> **AIM OF THE EXERCISE**
In the records below, count every line containing "Malo". Reply with the number only.

> **RECORDS SHOWN**

◇ ◇ ◇

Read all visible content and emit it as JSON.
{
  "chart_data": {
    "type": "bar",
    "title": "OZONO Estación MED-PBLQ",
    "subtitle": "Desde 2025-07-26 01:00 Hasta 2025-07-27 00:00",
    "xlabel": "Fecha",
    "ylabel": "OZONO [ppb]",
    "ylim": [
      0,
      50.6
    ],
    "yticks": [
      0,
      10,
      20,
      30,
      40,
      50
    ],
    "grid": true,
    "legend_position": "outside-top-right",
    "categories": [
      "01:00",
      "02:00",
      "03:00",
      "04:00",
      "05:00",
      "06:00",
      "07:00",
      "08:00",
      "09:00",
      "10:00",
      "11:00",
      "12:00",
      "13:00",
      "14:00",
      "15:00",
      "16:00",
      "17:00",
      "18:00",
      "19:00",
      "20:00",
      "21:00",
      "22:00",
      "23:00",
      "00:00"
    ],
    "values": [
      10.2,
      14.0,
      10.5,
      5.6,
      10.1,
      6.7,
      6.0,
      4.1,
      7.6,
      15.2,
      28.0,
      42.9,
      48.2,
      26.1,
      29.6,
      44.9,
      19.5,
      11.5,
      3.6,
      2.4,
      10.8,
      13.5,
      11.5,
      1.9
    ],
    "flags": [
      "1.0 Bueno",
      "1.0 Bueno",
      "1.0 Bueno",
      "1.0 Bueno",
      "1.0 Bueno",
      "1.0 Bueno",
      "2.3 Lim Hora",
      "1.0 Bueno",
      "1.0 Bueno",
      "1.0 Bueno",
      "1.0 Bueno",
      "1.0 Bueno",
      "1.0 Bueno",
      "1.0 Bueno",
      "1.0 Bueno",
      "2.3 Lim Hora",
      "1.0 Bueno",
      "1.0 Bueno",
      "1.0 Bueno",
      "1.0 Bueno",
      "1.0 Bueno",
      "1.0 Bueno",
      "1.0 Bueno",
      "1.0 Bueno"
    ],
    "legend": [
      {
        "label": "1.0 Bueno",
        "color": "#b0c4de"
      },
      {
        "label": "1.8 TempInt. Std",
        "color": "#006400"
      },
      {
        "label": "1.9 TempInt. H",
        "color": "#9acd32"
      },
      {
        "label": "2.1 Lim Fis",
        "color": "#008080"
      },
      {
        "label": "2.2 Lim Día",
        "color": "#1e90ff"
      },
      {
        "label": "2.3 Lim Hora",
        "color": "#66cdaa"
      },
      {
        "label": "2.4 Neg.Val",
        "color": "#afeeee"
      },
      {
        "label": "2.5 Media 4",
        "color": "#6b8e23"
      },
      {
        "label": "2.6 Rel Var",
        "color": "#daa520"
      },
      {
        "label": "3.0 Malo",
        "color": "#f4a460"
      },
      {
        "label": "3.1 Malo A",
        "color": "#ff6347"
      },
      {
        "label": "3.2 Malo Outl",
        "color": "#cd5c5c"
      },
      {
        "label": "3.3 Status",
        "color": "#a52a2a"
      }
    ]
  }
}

◇ ◇ ◇

> **REPLY**
3